* begin Records for this task *

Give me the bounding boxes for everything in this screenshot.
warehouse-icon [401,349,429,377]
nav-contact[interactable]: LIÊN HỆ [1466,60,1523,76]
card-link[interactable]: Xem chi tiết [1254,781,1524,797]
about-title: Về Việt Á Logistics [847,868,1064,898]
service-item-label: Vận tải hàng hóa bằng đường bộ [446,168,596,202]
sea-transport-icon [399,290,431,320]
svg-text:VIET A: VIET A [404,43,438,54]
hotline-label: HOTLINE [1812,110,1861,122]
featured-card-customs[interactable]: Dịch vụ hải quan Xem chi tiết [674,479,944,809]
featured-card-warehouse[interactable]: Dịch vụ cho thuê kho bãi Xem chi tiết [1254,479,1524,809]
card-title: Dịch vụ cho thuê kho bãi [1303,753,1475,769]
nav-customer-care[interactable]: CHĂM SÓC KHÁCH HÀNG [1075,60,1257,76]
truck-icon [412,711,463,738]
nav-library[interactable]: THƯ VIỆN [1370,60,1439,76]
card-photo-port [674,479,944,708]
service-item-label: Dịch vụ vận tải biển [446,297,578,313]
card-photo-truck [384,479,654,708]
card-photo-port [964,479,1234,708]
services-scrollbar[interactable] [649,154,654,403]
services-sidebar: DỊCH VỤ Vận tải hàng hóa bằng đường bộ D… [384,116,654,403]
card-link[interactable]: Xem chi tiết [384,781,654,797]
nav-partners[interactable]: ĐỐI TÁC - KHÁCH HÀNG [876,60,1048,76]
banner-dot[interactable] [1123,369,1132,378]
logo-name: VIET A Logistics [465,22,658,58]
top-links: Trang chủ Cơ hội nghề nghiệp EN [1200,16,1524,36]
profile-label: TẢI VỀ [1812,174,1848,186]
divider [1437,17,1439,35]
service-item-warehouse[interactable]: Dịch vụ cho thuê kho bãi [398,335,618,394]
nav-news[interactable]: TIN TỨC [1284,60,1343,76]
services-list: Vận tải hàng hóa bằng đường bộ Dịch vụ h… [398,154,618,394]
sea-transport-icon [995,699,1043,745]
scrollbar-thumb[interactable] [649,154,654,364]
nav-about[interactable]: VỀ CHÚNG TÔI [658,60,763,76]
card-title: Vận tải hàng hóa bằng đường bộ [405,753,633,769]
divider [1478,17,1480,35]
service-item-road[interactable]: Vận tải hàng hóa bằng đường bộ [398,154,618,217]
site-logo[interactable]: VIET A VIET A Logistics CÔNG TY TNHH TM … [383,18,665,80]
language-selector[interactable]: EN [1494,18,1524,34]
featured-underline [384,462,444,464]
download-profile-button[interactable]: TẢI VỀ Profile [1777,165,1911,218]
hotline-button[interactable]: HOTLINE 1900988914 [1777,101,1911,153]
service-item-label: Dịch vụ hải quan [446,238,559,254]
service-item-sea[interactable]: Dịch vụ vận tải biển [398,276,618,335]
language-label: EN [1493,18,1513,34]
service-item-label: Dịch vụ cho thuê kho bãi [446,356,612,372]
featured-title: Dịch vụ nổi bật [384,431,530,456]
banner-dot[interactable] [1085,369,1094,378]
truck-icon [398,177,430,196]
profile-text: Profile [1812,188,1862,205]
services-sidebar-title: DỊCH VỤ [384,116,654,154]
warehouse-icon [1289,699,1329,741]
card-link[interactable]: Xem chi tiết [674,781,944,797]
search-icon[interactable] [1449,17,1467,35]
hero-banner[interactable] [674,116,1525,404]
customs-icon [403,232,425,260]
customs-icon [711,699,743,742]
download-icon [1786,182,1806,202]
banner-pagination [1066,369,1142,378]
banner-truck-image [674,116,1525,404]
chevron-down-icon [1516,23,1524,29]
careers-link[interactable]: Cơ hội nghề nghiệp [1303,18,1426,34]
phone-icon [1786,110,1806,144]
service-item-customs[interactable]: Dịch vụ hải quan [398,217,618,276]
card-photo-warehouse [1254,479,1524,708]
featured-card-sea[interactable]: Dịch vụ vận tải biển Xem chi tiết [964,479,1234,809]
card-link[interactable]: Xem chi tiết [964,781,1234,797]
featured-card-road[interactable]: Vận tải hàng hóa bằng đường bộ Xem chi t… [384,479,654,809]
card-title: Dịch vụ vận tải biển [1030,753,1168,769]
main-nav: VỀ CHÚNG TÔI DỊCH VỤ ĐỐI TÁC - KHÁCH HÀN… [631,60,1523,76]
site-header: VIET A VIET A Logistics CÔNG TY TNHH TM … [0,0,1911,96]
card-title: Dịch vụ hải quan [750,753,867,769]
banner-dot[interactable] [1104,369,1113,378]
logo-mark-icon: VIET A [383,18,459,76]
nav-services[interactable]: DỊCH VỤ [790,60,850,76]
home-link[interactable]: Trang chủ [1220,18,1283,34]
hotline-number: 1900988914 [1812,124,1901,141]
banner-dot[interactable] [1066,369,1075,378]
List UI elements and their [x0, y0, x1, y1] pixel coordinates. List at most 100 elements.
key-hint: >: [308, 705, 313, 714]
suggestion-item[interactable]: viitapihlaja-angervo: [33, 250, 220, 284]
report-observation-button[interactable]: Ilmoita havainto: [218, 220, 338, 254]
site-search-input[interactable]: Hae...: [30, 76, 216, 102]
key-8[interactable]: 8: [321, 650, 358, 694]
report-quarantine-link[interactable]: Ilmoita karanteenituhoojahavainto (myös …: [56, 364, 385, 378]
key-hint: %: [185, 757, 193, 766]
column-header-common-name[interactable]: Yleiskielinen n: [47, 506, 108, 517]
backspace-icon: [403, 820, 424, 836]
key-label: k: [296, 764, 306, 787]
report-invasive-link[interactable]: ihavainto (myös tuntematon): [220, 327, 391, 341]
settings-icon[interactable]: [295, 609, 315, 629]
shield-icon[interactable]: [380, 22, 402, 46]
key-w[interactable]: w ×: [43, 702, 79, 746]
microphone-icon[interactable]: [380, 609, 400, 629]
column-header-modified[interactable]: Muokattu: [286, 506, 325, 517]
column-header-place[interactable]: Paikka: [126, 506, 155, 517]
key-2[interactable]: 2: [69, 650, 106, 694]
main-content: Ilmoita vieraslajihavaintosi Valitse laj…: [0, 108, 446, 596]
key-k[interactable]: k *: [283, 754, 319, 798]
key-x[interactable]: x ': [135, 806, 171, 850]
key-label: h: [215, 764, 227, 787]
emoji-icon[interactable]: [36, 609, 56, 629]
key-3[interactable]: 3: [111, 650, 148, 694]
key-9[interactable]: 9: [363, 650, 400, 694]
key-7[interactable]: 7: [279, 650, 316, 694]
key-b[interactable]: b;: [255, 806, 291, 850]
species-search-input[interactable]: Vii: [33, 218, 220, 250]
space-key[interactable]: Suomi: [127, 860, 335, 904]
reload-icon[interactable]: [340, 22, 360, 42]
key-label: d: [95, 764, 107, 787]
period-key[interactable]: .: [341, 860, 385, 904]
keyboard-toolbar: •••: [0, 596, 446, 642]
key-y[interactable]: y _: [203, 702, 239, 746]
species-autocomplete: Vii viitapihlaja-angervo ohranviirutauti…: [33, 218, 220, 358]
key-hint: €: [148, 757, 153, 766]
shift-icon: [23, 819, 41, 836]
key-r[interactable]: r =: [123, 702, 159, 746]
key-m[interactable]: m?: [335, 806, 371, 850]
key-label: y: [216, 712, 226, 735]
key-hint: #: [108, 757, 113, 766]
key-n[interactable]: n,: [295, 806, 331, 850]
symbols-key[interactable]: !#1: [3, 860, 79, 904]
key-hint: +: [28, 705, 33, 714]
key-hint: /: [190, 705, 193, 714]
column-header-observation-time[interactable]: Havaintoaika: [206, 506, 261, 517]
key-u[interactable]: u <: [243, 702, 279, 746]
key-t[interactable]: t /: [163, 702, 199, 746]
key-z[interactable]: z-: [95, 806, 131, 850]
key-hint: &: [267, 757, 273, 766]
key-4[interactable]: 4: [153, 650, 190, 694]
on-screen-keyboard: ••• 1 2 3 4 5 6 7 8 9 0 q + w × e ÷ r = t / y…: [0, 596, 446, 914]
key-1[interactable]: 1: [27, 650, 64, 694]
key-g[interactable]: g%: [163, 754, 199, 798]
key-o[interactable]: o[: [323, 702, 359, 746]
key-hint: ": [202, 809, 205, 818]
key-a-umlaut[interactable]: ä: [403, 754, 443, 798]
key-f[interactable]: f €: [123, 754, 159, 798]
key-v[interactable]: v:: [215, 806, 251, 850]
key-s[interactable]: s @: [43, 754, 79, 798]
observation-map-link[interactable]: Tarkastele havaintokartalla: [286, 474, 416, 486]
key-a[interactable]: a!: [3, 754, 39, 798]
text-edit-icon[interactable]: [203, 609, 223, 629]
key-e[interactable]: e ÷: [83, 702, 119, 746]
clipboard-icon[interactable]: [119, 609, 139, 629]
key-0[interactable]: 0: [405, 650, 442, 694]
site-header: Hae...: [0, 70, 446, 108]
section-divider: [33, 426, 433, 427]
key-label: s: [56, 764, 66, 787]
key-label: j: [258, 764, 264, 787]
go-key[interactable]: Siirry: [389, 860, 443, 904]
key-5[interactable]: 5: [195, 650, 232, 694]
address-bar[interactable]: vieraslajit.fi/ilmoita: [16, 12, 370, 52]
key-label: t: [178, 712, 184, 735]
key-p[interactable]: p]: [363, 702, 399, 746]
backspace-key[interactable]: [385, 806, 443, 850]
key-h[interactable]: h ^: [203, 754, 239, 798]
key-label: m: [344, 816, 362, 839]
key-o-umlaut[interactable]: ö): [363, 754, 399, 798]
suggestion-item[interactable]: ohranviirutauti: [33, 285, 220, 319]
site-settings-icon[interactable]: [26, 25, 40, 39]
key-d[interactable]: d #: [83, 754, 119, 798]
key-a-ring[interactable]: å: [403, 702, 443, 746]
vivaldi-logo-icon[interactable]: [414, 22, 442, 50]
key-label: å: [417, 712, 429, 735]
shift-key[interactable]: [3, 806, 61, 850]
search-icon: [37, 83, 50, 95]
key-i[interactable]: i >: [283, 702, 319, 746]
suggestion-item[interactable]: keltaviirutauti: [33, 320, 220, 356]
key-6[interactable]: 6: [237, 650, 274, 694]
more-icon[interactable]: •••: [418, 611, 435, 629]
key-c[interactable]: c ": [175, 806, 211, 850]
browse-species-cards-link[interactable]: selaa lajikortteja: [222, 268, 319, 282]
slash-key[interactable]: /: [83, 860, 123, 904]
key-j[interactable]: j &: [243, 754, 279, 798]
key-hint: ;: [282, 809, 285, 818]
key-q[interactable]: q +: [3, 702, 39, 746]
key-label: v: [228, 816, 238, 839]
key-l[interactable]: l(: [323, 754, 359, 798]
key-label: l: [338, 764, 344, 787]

* end Records for this task *

The task = Rewrite the items, from the first line through the line containing "about-title: Về Việt", as a numbered list, leaving out any blank lines.

Exercise response =
1. Give me the bounding boxes for everything in this screenshot.
2. warehouse-icon [401,349,429,377]
3. nav-contact[interactable]: LIÊN HỆ [1466,60,1523,76]
4. card-link[interactable]: Xem chi tiết [1254,781,1524,797]
5. about-title: Về Việt Á Logistics [847,868,1064,898]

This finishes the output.